::: Data to use

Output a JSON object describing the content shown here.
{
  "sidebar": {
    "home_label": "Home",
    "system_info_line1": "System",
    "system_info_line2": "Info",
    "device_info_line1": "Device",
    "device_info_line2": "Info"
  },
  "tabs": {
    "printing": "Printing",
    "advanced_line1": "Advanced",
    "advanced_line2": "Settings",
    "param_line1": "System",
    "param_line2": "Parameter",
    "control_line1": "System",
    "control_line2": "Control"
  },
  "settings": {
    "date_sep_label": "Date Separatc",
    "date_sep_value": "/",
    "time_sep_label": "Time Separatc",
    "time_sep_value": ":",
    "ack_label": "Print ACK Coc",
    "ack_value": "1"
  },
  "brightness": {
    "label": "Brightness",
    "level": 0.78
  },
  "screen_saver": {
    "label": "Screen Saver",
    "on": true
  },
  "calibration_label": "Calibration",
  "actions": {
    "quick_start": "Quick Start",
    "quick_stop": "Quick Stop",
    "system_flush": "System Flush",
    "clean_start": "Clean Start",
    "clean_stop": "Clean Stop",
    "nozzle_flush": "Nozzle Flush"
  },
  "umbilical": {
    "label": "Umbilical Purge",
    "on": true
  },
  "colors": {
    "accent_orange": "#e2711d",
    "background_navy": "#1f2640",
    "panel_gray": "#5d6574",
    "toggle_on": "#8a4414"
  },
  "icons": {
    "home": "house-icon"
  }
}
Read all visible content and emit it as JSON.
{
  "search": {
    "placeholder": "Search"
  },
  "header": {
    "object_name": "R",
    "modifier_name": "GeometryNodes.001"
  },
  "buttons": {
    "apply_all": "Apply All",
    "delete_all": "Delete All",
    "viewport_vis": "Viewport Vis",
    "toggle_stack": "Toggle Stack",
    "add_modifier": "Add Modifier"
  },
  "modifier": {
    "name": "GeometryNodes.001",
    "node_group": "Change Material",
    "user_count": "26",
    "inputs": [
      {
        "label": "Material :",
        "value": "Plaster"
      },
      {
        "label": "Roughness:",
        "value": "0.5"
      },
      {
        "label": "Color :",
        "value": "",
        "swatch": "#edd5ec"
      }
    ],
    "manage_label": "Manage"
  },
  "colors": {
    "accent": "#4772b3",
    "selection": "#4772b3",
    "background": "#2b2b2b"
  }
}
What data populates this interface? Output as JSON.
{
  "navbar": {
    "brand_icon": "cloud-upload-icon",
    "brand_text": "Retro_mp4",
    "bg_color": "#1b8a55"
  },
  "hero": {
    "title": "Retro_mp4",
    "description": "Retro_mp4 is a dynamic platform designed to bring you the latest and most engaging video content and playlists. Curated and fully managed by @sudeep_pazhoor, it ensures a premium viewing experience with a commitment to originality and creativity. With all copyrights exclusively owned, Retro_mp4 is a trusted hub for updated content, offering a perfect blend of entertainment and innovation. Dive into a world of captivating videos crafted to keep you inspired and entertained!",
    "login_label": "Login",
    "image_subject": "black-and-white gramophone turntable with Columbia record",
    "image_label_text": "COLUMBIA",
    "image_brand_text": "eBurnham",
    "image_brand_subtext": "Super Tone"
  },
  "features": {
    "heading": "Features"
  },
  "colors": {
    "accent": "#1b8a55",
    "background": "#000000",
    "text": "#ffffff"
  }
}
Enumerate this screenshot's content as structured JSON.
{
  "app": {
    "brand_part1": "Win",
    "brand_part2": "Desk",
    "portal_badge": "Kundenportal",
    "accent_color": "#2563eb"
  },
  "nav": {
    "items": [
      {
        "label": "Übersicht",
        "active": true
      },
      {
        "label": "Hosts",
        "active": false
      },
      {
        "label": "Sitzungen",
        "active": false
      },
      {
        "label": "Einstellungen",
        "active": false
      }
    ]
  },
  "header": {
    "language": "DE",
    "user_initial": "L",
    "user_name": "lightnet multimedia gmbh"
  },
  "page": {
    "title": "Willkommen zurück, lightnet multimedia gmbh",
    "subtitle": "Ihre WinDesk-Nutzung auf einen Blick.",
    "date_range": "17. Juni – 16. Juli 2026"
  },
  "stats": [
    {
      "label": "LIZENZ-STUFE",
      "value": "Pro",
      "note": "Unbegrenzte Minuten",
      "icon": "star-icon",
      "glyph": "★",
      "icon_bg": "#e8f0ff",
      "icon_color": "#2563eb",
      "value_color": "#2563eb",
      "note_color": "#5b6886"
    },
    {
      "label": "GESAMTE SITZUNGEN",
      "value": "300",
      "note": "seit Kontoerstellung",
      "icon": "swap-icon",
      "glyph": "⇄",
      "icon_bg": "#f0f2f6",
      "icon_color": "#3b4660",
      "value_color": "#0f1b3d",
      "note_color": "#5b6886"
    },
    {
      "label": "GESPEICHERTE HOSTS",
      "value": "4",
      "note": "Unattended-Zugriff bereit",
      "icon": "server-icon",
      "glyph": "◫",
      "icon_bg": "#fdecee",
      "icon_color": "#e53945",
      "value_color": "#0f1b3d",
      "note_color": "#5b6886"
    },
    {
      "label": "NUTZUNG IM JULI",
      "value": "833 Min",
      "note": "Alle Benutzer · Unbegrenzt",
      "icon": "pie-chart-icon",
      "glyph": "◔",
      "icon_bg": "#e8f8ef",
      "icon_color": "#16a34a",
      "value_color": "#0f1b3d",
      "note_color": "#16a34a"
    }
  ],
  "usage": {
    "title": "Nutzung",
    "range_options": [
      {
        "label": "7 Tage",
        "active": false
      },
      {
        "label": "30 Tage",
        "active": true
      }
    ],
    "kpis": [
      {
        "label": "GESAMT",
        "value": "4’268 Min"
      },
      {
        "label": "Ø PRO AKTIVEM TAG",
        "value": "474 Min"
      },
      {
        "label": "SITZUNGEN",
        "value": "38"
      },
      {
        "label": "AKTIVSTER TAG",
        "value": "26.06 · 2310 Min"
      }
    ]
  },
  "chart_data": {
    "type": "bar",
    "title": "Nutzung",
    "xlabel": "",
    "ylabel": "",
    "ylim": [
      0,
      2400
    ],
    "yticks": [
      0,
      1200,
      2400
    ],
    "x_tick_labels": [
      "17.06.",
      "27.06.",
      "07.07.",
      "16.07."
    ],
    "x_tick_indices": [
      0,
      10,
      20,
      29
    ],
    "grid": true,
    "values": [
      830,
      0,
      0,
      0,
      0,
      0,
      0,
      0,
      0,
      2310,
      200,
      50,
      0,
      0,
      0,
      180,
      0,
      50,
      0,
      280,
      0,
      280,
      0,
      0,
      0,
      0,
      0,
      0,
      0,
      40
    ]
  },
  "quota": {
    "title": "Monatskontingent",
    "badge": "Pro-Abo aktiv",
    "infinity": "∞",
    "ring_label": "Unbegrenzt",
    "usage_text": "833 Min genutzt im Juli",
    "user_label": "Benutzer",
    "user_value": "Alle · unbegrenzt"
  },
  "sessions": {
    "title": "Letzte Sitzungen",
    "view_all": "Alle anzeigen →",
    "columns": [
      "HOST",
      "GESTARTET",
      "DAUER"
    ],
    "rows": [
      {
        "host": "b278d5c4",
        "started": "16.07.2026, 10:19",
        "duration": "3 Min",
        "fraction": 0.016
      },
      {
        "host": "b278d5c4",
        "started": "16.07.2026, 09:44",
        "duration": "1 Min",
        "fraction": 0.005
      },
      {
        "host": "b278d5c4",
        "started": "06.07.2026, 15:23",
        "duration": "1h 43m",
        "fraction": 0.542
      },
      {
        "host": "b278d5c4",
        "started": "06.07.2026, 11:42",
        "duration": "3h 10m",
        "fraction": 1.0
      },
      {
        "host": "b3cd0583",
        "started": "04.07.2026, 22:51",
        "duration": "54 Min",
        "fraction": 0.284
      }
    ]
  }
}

::::::

● Requirements
Go through the listing above and work out how many lines contain the string "gmbh". Reply with the number alone.

● Task solution
2